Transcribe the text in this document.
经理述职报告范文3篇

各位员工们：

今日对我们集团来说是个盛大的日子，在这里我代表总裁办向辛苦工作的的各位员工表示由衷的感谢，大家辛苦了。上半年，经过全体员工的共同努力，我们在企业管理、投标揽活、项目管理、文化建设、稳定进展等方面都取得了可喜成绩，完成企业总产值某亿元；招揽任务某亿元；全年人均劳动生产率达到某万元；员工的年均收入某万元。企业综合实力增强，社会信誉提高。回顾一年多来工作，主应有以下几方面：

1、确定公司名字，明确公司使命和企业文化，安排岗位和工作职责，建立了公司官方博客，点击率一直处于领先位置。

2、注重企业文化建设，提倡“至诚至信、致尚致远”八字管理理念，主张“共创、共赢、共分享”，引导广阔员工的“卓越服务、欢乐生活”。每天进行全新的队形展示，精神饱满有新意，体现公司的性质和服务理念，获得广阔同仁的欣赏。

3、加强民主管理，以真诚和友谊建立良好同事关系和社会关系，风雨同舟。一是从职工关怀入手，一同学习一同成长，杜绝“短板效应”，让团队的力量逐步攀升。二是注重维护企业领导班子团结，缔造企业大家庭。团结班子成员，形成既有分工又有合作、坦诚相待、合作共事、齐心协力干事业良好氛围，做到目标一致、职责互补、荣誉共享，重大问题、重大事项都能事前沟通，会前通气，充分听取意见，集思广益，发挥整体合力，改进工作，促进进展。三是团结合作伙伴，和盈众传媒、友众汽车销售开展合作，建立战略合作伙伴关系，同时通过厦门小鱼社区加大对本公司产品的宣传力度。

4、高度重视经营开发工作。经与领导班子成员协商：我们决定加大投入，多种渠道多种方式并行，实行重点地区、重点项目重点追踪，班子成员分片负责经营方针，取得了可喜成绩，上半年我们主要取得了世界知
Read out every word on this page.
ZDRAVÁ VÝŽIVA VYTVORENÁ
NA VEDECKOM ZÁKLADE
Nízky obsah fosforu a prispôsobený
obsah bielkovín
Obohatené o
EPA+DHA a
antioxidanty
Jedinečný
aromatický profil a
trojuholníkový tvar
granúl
○ ○ ○ ○
▶ [Written instruction]
Starting with the line that contains "Read out every word on this page.", write out each line through the end of the listing, exactly as it appears, and include nothing else.

▶ [Right answer]
Read out every word on this page.
ZDRAVÁ VÝŽIVA VYTVORENÁ
NA VEDECKOM ZÁKLADE
Nízky obsah fosforu a prispôsobený
obsah bielkovín
Obohatené o
EPA+DHA a
antioxidanty
Jedinečný
aromatický profil a
trojuholníkový tvar
granúl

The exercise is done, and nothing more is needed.